**WHAT YOU HAVE TO DO**.
Output the records exactly. Include every line.

Stored entries
******************************
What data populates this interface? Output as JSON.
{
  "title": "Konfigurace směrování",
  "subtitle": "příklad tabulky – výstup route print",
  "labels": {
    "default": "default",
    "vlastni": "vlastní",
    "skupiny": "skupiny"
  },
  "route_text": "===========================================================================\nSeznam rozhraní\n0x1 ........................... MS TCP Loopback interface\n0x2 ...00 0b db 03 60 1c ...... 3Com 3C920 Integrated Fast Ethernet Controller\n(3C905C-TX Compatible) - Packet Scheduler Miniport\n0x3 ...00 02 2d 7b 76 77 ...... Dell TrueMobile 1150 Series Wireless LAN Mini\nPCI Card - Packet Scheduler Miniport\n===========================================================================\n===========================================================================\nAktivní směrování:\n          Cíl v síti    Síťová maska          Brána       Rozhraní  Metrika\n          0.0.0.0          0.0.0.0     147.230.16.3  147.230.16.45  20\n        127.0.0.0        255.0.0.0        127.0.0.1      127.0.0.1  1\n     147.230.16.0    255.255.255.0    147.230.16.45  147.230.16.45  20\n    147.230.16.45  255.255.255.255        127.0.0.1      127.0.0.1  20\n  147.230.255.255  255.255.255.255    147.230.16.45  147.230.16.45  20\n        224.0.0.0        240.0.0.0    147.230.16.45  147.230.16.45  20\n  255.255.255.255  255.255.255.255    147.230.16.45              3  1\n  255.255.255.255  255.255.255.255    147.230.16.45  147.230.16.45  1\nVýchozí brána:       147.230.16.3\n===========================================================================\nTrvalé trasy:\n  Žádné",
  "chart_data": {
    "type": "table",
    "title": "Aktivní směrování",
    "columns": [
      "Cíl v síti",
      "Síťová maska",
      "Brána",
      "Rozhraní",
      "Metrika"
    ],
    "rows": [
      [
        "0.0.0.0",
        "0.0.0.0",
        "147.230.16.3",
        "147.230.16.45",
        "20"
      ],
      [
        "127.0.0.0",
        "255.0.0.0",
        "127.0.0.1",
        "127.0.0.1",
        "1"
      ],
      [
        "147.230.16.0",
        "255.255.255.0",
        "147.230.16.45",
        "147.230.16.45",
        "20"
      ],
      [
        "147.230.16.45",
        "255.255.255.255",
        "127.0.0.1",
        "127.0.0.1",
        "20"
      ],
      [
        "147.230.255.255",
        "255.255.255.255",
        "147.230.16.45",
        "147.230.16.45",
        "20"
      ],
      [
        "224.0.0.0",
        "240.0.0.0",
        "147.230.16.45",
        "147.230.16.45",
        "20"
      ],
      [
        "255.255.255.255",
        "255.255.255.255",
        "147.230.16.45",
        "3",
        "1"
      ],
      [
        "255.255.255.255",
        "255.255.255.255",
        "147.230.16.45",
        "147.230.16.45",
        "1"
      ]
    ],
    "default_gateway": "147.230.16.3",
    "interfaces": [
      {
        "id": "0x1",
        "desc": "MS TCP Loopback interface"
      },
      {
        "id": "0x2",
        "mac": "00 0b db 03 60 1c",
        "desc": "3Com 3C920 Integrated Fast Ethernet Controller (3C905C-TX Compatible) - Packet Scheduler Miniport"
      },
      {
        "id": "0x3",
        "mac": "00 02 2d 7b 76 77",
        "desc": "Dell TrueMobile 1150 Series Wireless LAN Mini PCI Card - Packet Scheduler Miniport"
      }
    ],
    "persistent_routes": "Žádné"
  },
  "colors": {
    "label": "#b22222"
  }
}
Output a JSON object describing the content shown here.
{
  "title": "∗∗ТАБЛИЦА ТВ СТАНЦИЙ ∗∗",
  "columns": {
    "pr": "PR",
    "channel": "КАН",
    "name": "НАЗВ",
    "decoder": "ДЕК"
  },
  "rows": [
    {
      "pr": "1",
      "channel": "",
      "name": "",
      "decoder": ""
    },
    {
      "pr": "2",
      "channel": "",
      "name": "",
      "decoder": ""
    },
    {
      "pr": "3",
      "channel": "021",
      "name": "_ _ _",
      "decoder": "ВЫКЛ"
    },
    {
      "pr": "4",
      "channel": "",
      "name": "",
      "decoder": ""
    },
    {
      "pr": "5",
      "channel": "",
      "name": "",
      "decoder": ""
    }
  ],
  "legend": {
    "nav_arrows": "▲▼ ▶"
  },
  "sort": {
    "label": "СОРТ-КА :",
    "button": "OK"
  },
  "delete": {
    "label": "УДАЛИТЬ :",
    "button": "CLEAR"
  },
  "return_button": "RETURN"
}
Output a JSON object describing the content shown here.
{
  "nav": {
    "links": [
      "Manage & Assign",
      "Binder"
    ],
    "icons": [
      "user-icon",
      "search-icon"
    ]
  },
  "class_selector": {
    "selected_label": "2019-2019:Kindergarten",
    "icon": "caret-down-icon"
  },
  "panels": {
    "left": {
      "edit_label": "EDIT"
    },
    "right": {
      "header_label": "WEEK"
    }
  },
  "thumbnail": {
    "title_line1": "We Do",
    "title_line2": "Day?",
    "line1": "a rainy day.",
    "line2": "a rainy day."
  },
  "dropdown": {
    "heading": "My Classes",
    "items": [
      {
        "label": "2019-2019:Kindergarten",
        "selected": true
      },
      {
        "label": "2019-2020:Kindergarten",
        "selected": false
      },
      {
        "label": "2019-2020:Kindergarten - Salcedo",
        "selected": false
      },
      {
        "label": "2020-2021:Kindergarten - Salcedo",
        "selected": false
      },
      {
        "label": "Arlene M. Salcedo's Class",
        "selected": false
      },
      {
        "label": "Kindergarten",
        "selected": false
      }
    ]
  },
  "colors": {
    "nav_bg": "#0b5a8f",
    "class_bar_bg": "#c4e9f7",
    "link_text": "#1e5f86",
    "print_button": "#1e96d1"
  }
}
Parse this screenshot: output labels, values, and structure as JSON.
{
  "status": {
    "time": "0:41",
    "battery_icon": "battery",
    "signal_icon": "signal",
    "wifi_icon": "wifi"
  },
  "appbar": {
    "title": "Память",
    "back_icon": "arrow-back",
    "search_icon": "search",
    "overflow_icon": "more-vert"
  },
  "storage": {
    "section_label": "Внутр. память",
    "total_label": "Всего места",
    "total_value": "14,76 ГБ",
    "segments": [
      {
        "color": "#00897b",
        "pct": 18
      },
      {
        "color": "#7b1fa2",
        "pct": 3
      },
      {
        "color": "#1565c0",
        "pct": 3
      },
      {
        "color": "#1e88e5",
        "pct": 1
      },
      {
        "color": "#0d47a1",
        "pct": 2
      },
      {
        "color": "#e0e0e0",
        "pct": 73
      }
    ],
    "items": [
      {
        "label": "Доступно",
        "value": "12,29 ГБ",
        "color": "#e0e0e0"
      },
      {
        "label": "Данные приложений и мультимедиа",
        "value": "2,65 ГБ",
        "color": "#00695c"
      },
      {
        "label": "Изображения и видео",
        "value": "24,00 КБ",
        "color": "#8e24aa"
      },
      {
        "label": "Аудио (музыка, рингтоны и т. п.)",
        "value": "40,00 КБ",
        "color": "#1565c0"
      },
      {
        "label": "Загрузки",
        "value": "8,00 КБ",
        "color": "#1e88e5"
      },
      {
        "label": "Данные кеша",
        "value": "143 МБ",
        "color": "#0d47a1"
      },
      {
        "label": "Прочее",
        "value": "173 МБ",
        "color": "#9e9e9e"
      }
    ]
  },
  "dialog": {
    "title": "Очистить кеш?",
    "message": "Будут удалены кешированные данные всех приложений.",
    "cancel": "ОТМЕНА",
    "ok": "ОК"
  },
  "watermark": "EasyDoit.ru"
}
******************************
**CORRECT ANSWER**.
What data populates this interface? Output as JSON.
{
  "title": "Konfigurace směrování",
  "subtitle": "příklad tabulky – výstup route print",
  "labels": {
    "default": "default",
    "vlastni": "vlastní",
    "skupiny": "skupiny"
  },
  "route_text": "===========================================================================\nSeznam rozhraní\n0x1 ........................... MS TCP Loopback interface\n0x2 ...00 0b db 03 60 1c ...... 3Com 3C920 Integrated Fast Ethernet Controller\n(3C905C-TX Compatible) - Packet Scheduler Miniport\n0x3 ...00 02 2d 7b 76 77 ...... Dell TrueMobile 1150 Series Wireless LAN Mini\nPCI Card - Packet Scheduler Miniport\n===========================================================================\n===========================================================================\nAktivní směrování:\n          Cíl v síti    Síťová maska          Brána       Rozhraní  Metrika\n          0.0.0.0          0.0.0.0     147.230.16.3  147.230.16.45  20\n        127.0.0.0        255.0.0.0        127.0.0.1      127.0.0.1  1\n     147.230.16.0    255.255.255.0    147.230.16.45  147.230.16.45  20\n    147.230.16.45  255.255.255.255        127.0.0.1      127.0.0.1  20\n  147.230.255.255  255.255.255.255    147.230.16.45  147.230.16.45  20\n        224.0.0.0        240.0.0.0    147.230.16.45  147.230.16.45  20\n  255.255.255.255  255.255.255.255    147.230.16.45              3  1\n  255.255.255.255  255.255.255.255    147.230.16.45  147.230.16.45  1\nVýchozí brána:       147.230.16.3\n===========================================================================\nTrvalé trasy:\n  Žádné",
  "chart_data": {
    "type": "table",
    "title": "Aktivní směrování",
    "columns": [
      "Cíl v síti",
      "Síťová maska",
      "Brána",
      "Rozhraní",
      "Metrika"
    ],
    "rows": [
      [
        "0.0.0.0",
        "0.0.0.0",
        "147.230.16.3",
        "147.230.16.45",
        "20"
      ],
      [
        "127.0.0.0",
        "255.0.0.0",
        "127.0.0.1",
        "127.0.0.1",
        "1"
      ],
      [
        "147.230.16.0",
        "255.255.255.0",
        "147.230.16.45",
        "147.230.16.45",
        "20"
      ],
      [
        "147.230.16.45",
        "255.255.255.255",
        "127.0.0.1",
        "127.0.0.1",
        "20"
      ],
      [
        "147.230.255.255",
        "255.255.255.255",
        "147.230.16.45",
        "147.230.16.45",
        "20"
      ],
      [
        "224.0.0.0",
        "240.0.0.0",
        "147.230.16.45",
        "147.230.16.45",
        "20"
      ],
      [
        "255.255.255.255",
        "255.255.255.255",
        "147.230.16.45",
        "3",
        "1"
      ],
      [
        "255.255.255.255",
        "255.255.255.255",
        "147.230.16.45",
        "147.230.16.45",
        "1"
      ]
    ],
    "default_gateway": "147.230.16.3",
    "interfaces": [
      {
        "id": "0x1",
        "desc": "MS TCP Loopback interface"
      },
      {
        "id": "0x2",
        "mac": "00 0b db 03 60 1c",
        "desc": "3Com 3C920 Integrated Fast Ethernet Controller (3C905C-TX Compatible) - Packet Scheduler Miniport"
      },
      {
        "id": "0x3",
        "mac": "00 02 2d 7b 76 77",
        "desc": "Dell TrueMobile 1150 Series Wireless LAN Mini PCI Card - Packet Scheduler Miniport"
      }
    ],
    "persistent_routes": "Žádné"
  },
  "colors": {
    "label": "#b22222"
  }
}
Output a JSON object describing the content shown here.
{
  "title": "∗∗ТАБЛИЦА ТВ СТАНЦИЙ ∗∗",
  "columns": {
    "pr": "PR",
    "channel": "КАН",
    "name": "НАЗВ",
    "decoder": "ДЕК"
  },
  "rows": [
    {
      "pr": "1",
      "channel": "",
      "name": "",
      "decoder": ""
    },
    {
      "pr": "2",
      "channel": "",
      "name": "",
      "decoder": ""
    },
    {
      "pr": "3",
      "channel": "021",
      "name": "_ _ _",
      "decoder": "ВЫКЛ"
    },
    {
      "pr": "4",
      "channel": "",
      "name": "",
      "decoder": ""
    },
    {
      "pr": "5",
      "channel": "",
      "name": "",
      "decoder": ""
    }
  ],
  "legend": {
    "nav_arrows": "▲▼ ▶"
  },
  "sort": {
    "label": "СОРТ-КА :",
    "button": "OK"
  },
  "delete": {
    "label": "УДАЛИТЬ :",
    "button": "CLEAR"
  },
  "return_button": "RETURN"
}
Output a JSON object describing the content shown here.
{
  "nav": {
    "links": [
      "Manage & Assign",
      "Binder"
    ],
    "icons": [
      "user-icon",
      "search-icon"
    ]
  },
  "class_selector": {
    "selected_label": "2019-2019:Kindergarten",
    "icon": "caret-down-icon"
  },
  "panels": {
    "left": {
      "edit_label": "EDIT"
    },
    "right": {
      "header_label": "WEEK"
    }
  },
  "thumbnail": {
    "title_line1": "We Do",
    "title_line2": "Day?",
    "line1": "a rainy day.",
    "line2": "a rainy day."
  },
  "dropdown": {
    "heading": "My Classes",
    "items": [
      {
        "label": "2019-2019:Kindergarten",
        "selected": true
      },
      {
        "label": "2019-2020:Kindergarten",
        "selected": false
      },
      {
        "label": "2019-2020:Kindergarten - Salcedo",
        "selected": false
      },
      {
        "label": "2020-2021:Kindergarten - Salcedo",
        "selected": false
      },
      {
        "label": "Arlene M. Salcedo's Class",
        "selected": false
      },
      {
        "label": "Kindergarten",
        "selected": false
      }
    ]
  },
  "colors": {
    "nav_bg": "#0b5a8f",
    "class_bar_bg": "#c4e9f7",
    "link_text": "#1e5f86",
    "print_button": "#1e96d1"
  }
}
Parse this screenshot: output labels, values, and structure as JSON.
{
  "status": {
    "time": "0:41",
    "battery_icon": "battery",
    "signal_icon": "signal",
    "wifi_icon": "wifi"
  },
  "appbar": {
    "title": "Память",
    "back_icon": "arrow-back",
    "search_icon": "search",
    "overflow_icon": "more-vert"
  },
  "storage": {
    "section_label": "Внутр. память",
    "total_label": "Всего места",
    "total_value": "14,76 ГБ",
    "segments": [
      {
        "color": "#00897b",
        "pct": 18
      },
      {
        "color": "#7b1fa2",
        "pct": 3
      },
      {
        "color": "#1565c0",
        "pct": 3
      },
      {
        "color": "#1e88e5",
        "pct": 1
      },
      {
        "color": "#0d47a1",
        "pct": 2
      },
      {
        "color": "#e0e0e0",
        "pct": 73
      }
    ],
    "items": [
      {
        "label": "Доступно",
        "value": "12,29 ГБ",
        "color": "#e0e0e0"
      },
      {
        "label": "Данные приложений и мультимедиа",
        "value": "2,65 ГБ",
        "color": "#00695c"
      },
      {
        "label": "Изображения и видео",
        "value": "24,00 КБ",
        "color": "#8e24aa"
      },
      {
        "label": "Аудио (музыка, рингтоны и т. п.)",
        "value": "40,00 КБ",
        "color": "#1565c0"
      },
      {
        "label": "Загрузки",
        "value": "8,00 КБ",
        "color": "#1e88e5"
      },
      {
        "label": "Данные кеша",
        "value": "143 МБ",
        "color": "#0d47a1"
      },
      {
        "label": "Прочее",
        "value": "173 МБ",
        "color": "#9e9e9e"
      }
    ]
  },
  "dialog": {
    "title": "Очистить кеш?",
    "message": "Будут удалены кешированные данные всех приложений.",
    "cancel": "ОТМЕНА",
    "ok": "ОК"
  },
  "watermark": "EasyDoit.ru"
}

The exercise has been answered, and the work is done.